— begin Page text —
Given a collection of candidate numbers (candidates) and a target number (target), find all unique combinations in candidates where the candidate numbers sum to target.
Each number in candidates may only be used once in the combination.
Note: The solution set must not contain duplicate combinations.
- for a number we have 2 choices either:
- we choose it
- we don't choose it
- Also we cannot chose same element more than once.
- if current element is less than target we can choose it.
- else we can't choose it.
- Base case arises when target is 0, we add the vector in answer.
class Solution {
private:
void helper(vector<int>& candidates, int target, int ind, vector<int>& path, vector<vector<int>>& res)
{
if (target == 0) {
res.push_back(path);
return;
}
for (int i = ind; i < candidates.size(); i++) {
if (i > ind && candidates[i] == candidates[i - 1]) continue; // To Avoid Duplicates
if (target < candidates[i]) break;
path.push_back(candidates[i]); // DO
helper(candidates, target - candidates[i], i + 1, path, res); // RECUR
path.pop_back(); // UNDO/BACKTRACK
}
}
public:
vector<vector<int>> combinationSum2(vector<int>& candidates, int target)
{
vector<vector<int>> res;
vector<int> path;
sort(candidates.begin(), candidates.end());
helper(candidates, target, 0, path, res);
return res;
}
};
— end Page text —
**Tasks for this exercise**
1. In the combination sum explanation, when does the base case arise?
2. Write out the passage of the combination sum explanation between "Note: The solution" and "can't choose it.", inclusive, changing "choose" to "pick" wherever it occurs.
— begin Data section —
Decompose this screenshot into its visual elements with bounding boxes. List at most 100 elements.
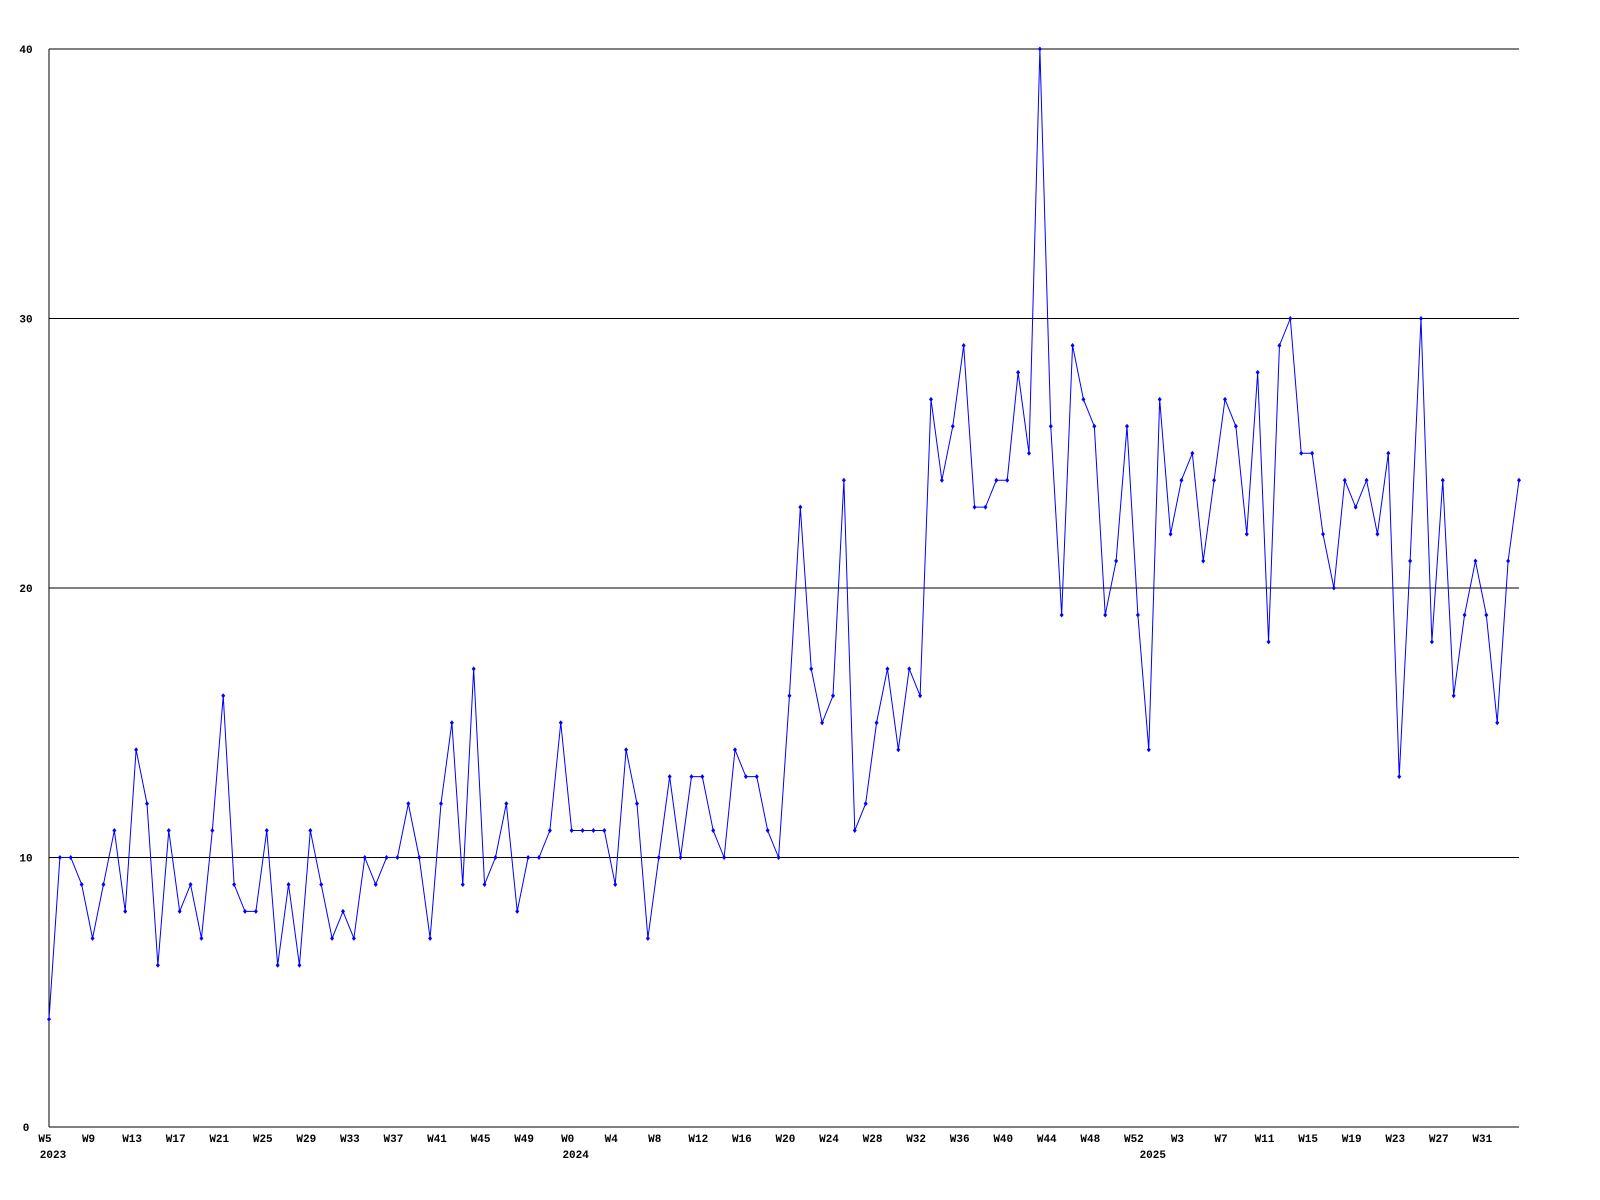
— end Data section —
**Solved tasks**
1. The base case arises when the target is 0, and the vector is then added to the answer.

2.
Note: The solution set must not contain duplicate combinations.
- for a number we have 2 choices either:
- we pick it
- we don't pick it
- Also we cannot chose same element more than once.
- if current element is less than target we can pick it.
- else we can't pick it.